Another stunning classic Russian silent, 15 January 2013
Author: Greekguy from Netherlands

It is, I suppose, fair to say that this is a propaganda film because it does deliver a political message. On the other hand, it's not too outlandish of a message. Perhaps there were reasons to oppose the Paris Commune, although none occur to me. However, a discussion of propaganda in films is in itself somewhat redundant: most films might face the same charges. After all, film is an art form that chooses to present a series of images and sounds, usually dialogue but also music (and in this case there is in the best version a stunning score by Shostakovich) in order to manipulate the feelings and the thoughts of the viewer. "Apocalypse Now", for instance, is an examination of war and its component parts that does not shy away from politics or advocacy. It is clear to the viewer that the filmmaker is asking questions about why that war was fought. "Armaggedon" also supports a particular political world view, as does "First Blood", "The Seventh Seal", "Sex in the City" and even "Toy Story".

Despite my sympathies, however, it is not the politics that I love about this film - it is not the message but the artful use of the medium that sells me on this work of art. This is a moving and beautiful film, with fully realised character development and wonderfully magical imagery. After the parasols, the train and the cancan dancers, you should keep an eye out in particular for the shots in the last segments of the film. Kozintsev and Trauberg work little miracles with everyday objects such as lace, shovels and pianos. (Amazingly enough, these artists continued their magic for a long time -Trauberg worked until the early 1960s and Kozintsev directed his last film, which many consider the best "King Lear" for the cinema, in 1971.) "New Babylon" is, in a number of ways, a good companion piece for "The Man with a Movie Camera", the best of the Russian silents that I have seen. While it does indulge the "message" shot - there are a number of those but most are extremely well-done and worth seeing; the milk-for-soldiers is one, the juxtaposed lives are another - it is the realism of this film that elevates it, not its occasional slip into histrionics. The female lead, Yelena Kuzmina, is excellent, an actress who commands your attention and earns your sympathy, but it is in all the secondary roles put together that the city of Paris of 1870 and 1871 truly comes alive. In these earlier films, before sound drew us in, it was the faces that needed to speak, and these do, eloquently. The department store owner, the old soldiers, the contemptuous general, the washerwomen and the journalist with hope for humanity, they are all clamoring to tell you something. Exactly what they say to you may depend on your own world view, but their comments should be interesting to everyone.

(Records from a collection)
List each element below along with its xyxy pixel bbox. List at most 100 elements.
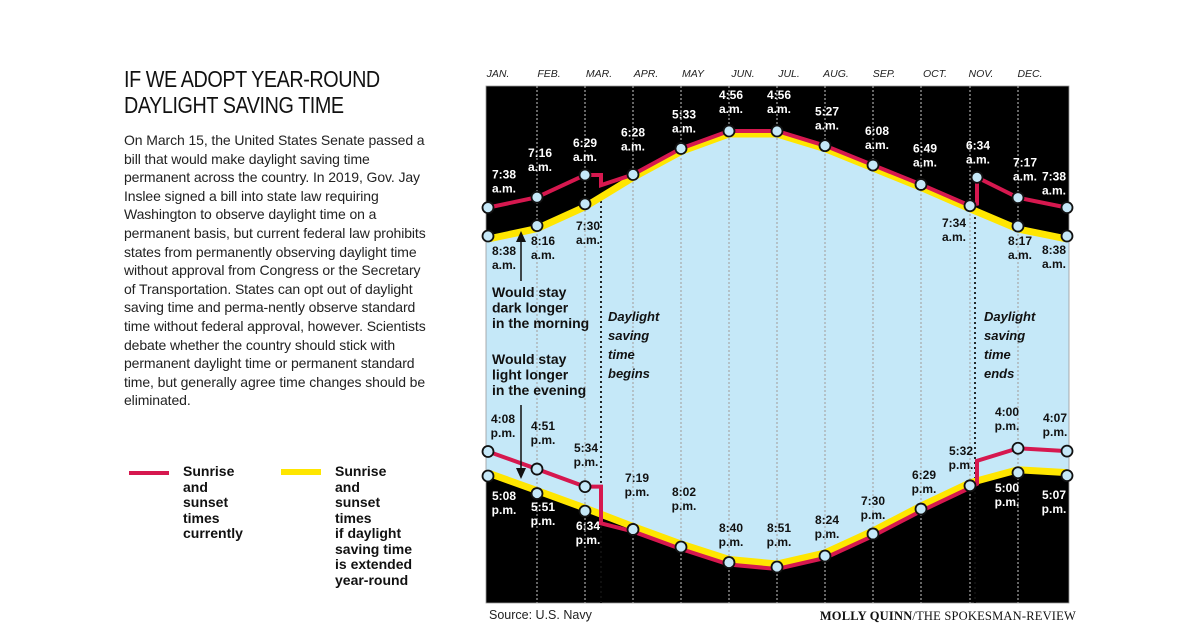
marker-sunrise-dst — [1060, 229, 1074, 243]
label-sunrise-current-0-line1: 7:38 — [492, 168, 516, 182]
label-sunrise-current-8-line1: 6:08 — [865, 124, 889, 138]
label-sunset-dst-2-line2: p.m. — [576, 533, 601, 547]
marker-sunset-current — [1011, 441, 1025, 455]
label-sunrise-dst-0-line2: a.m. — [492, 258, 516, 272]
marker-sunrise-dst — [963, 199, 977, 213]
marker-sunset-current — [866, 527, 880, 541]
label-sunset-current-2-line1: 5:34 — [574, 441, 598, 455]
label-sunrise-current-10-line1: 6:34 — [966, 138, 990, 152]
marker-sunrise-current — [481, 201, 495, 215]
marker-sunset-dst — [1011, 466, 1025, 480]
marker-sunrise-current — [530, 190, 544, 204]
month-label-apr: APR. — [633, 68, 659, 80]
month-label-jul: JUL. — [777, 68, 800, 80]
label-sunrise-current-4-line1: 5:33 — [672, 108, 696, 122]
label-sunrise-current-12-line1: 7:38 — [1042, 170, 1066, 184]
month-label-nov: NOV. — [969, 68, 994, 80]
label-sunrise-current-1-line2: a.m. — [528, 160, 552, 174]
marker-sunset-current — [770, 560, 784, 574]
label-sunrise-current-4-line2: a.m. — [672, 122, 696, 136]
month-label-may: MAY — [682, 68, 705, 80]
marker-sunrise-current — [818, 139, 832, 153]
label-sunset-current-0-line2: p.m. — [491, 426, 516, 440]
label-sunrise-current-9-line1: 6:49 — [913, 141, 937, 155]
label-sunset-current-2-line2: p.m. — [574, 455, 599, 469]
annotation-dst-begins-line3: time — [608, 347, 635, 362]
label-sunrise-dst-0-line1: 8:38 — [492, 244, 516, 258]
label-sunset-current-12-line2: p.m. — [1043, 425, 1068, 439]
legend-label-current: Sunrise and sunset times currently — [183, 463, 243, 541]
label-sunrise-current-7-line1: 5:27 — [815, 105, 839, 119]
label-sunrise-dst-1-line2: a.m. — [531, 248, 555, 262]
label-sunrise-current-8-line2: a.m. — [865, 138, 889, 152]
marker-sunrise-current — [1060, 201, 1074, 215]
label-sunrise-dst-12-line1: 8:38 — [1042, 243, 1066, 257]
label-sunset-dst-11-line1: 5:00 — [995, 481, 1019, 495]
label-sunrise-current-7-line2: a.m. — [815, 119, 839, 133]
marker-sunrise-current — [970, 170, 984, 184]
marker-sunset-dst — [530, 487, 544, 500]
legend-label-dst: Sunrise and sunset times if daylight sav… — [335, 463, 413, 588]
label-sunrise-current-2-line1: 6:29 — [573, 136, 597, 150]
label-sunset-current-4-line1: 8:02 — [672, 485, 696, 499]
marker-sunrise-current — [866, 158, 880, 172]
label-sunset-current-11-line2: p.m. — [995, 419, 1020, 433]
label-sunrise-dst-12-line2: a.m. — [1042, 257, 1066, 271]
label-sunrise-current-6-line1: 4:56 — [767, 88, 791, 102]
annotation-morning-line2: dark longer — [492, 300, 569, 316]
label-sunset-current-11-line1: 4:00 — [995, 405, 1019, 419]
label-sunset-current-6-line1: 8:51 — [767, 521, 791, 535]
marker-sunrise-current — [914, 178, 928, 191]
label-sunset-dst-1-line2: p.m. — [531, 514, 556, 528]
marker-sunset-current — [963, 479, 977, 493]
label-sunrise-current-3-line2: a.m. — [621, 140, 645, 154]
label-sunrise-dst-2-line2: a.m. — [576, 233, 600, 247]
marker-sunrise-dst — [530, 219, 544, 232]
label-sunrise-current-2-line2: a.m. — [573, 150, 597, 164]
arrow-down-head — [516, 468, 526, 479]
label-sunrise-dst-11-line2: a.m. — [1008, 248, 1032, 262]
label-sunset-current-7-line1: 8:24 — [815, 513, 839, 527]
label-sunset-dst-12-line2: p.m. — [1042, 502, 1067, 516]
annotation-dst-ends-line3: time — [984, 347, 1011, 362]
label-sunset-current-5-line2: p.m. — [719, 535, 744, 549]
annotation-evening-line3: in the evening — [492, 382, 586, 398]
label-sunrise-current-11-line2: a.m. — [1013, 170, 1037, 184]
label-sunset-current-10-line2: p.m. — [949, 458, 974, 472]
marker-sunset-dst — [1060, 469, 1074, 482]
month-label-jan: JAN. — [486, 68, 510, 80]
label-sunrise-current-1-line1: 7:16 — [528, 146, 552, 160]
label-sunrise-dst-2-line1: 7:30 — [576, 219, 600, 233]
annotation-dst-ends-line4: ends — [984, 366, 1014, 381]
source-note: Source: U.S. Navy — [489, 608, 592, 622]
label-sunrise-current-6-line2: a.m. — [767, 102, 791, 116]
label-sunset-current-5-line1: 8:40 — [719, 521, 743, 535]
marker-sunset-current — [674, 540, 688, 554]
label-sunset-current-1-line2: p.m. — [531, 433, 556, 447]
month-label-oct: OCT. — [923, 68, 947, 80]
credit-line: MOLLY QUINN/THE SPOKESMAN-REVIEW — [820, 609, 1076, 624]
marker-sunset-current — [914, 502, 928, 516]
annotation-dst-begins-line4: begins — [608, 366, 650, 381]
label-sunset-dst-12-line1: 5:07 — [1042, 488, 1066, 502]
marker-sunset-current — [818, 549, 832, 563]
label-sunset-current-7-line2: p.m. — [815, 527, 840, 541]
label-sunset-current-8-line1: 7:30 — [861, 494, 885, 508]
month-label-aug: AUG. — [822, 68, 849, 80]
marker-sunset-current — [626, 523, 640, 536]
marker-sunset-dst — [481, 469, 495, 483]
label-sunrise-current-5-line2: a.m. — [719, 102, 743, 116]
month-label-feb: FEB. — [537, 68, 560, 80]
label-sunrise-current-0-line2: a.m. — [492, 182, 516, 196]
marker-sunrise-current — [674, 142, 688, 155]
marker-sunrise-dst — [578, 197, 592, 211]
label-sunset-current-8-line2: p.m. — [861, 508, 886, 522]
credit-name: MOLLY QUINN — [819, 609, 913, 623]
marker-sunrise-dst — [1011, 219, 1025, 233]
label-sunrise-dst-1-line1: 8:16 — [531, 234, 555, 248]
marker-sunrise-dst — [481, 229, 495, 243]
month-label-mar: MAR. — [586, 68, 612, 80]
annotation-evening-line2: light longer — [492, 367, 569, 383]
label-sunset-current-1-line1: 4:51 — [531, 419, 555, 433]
==
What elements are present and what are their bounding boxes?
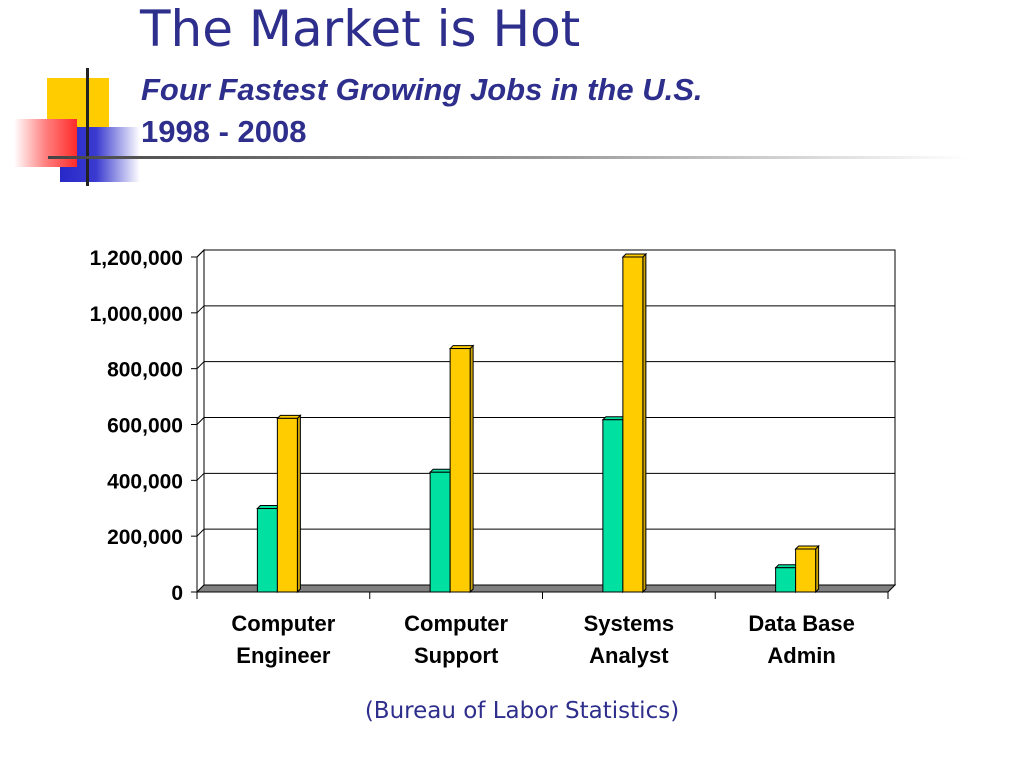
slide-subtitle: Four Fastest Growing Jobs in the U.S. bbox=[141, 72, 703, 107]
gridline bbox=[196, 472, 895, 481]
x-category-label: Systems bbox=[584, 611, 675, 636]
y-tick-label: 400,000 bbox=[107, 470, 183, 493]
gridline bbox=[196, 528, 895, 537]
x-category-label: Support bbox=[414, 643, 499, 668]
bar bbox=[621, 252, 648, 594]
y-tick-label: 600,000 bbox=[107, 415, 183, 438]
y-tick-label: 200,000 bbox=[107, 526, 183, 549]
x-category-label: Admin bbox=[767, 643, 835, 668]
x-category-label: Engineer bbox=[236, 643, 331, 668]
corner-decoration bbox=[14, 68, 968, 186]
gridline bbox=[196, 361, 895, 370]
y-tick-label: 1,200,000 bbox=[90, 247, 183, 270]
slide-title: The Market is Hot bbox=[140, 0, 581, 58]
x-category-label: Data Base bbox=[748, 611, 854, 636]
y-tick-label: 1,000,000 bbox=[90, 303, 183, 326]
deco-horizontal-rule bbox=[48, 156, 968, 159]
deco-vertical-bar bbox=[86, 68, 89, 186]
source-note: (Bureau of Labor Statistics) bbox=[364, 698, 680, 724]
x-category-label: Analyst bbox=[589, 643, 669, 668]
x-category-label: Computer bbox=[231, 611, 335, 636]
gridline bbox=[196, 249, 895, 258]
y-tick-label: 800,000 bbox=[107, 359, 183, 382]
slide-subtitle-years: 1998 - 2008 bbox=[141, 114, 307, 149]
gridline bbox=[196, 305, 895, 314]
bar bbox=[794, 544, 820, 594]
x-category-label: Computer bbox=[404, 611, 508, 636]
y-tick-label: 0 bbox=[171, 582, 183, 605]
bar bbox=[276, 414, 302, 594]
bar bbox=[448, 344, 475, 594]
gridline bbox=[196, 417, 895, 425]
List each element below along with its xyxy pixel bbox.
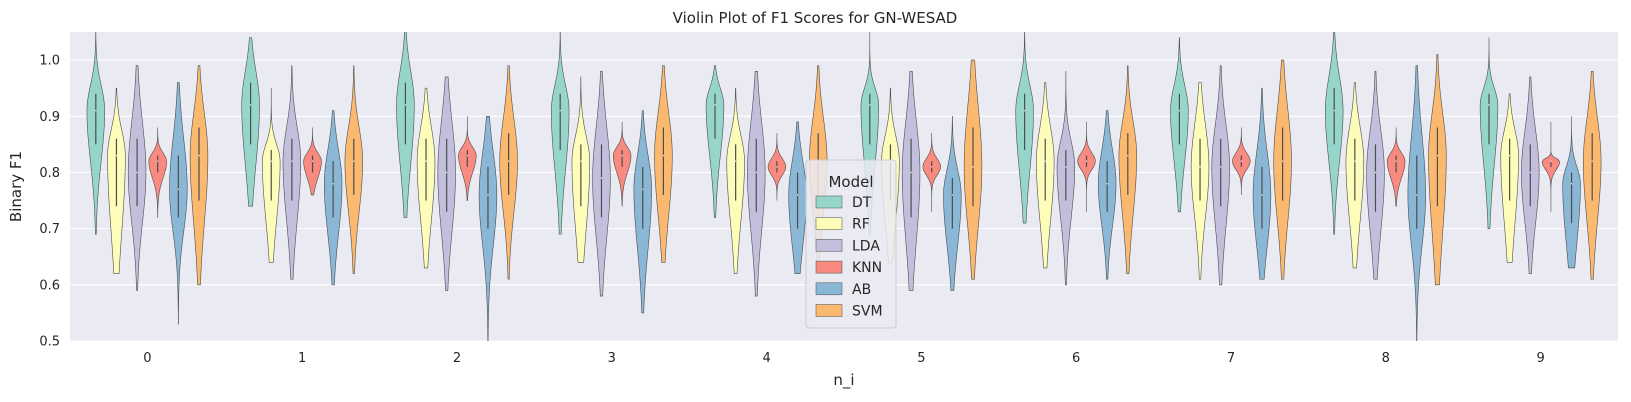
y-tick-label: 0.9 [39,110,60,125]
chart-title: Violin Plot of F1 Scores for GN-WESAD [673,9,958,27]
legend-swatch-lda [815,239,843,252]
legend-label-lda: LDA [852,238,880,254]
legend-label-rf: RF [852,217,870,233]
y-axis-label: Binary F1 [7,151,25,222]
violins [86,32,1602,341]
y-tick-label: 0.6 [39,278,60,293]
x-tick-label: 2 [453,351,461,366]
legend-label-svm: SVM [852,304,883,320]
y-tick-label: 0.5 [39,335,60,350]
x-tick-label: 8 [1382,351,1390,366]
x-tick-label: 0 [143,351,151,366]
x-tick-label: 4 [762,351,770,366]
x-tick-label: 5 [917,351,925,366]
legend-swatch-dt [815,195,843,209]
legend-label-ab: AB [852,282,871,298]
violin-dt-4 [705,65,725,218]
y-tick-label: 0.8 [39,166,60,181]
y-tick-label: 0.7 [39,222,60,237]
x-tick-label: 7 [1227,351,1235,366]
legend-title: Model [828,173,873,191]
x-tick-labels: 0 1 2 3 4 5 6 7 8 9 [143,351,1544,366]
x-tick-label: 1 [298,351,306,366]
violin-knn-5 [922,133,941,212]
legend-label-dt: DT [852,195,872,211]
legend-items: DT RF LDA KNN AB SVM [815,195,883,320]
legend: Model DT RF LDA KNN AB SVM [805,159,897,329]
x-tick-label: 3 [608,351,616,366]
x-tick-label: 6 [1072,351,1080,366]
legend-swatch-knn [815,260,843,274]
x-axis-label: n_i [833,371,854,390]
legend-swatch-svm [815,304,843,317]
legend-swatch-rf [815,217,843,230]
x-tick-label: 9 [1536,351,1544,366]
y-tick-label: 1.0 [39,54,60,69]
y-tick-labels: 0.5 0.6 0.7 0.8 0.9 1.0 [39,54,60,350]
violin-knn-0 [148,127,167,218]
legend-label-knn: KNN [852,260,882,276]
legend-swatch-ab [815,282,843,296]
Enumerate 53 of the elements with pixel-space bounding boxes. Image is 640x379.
...
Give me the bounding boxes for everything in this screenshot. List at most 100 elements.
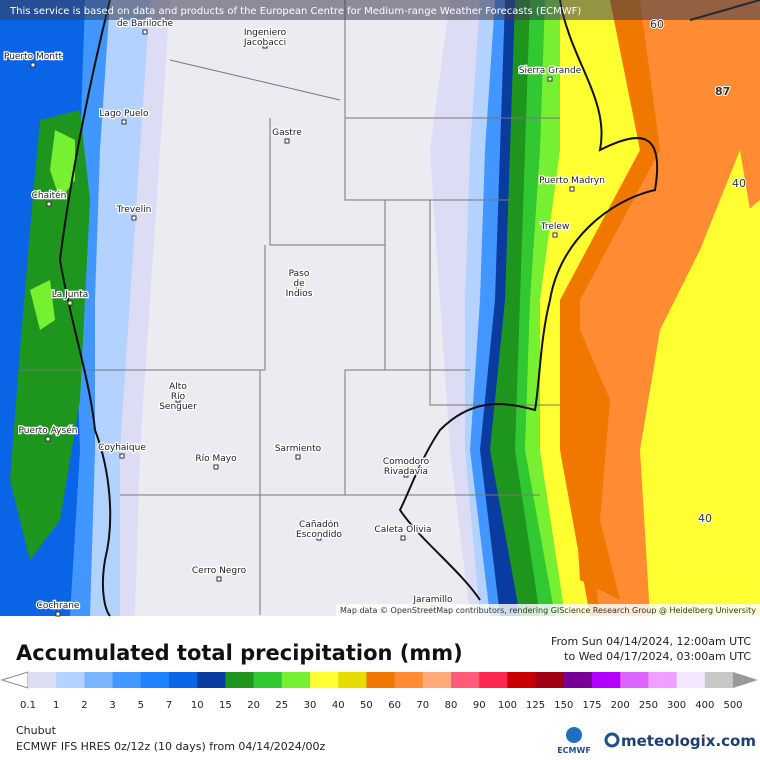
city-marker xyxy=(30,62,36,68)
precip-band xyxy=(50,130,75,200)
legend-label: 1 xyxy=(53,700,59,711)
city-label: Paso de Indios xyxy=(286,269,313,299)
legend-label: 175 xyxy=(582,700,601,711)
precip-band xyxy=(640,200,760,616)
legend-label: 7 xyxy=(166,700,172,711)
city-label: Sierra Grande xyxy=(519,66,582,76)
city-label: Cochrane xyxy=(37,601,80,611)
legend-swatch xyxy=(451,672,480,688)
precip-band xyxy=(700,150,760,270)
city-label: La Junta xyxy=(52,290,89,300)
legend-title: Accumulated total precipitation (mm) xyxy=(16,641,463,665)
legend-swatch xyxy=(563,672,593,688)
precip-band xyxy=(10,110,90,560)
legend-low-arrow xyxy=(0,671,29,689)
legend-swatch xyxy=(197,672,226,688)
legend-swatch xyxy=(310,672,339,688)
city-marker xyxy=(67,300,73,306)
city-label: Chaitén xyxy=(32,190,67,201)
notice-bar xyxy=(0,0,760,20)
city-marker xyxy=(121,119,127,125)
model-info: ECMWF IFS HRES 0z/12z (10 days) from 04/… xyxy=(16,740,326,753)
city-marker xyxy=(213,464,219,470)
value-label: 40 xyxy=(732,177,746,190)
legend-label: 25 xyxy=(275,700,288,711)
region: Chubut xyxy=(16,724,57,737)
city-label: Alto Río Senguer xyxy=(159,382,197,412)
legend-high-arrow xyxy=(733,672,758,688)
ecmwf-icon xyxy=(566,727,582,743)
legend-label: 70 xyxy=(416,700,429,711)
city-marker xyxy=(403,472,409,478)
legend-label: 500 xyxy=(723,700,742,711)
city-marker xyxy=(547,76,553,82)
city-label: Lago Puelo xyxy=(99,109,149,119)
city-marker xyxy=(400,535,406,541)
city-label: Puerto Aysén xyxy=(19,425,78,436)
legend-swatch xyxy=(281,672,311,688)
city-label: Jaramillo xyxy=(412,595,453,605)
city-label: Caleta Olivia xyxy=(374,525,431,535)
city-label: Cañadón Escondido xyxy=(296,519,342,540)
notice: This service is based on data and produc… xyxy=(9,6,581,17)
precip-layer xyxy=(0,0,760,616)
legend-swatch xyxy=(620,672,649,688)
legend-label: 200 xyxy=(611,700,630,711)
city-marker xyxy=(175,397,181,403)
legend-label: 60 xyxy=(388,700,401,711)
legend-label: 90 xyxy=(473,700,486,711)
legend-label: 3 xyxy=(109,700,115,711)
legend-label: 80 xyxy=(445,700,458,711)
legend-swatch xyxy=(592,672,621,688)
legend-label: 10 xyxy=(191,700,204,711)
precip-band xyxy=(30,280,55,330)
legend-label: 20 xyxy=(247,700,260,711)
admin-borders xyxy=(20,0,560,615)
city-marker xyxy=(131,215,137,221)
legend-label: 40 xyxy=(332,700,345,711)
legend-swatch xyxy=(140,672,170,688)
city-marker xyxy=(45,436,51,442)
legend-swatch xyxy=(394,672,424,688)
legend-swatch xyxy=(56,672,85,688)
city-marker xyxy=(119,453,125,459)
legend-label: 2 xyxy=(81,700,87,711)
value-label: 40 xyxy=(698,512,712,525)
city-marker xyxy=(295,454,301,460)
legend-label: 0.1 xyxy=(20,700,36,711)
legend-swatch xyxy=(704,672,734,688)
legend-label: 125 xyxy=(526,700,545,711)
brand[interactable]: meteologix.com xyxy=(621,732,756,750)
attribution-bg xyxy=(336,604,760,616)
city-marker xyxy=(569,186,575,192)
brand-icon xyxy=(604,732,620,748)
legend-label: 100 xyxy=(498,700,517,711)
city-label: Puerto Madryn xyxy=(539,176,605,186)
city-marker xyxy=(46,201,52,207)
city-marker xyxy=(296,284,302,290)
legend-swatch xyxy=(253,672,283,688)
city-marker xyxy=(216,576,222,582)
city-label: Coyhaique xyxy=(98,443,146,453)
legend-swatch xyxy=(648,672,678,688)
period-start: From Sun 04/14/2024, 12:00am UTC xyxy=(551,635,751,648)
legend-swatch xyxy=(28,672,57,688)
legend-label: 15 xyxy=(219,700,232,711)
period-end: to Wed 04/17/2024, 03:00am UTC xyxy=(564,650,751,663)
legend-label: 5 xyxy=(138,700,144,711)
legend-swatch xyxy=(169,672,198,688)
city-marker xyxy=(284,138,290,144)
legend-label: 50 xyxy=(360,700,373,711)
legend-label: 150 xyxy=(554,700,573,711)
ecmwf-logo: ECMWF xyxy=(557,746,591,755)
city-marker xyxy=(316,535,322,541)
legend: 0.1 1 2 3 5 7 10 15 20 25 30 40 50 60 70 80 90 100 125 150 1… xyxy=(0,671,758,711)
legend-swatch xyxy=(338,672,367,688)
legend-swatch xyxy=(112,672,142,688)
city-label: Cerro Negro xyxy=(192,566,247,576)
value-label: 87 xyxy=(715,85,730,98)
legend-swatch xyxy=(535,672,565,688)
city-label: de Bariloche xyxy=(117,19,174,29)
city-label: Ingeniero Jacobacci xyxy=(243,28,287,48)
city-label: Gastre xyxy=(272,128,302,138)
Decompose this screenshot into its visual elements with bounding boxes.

* [WHAT YOU WILL DO]:
• a. According to the film review, who composed the score heard in the best version of the film?
• b. Gather every line of the records that contains the string "period", matching case exactly.

* [SOLUTIONS TO THE EXERCISE]:
• a. Shostakovich

• b.
period-start: From Sun 04/14/2024, 12:00am UTC xyxy=(551,635,751,648)
period-end: to Wed 04/17/2024, 03:00am UTC xyxy=(564,650,751,663)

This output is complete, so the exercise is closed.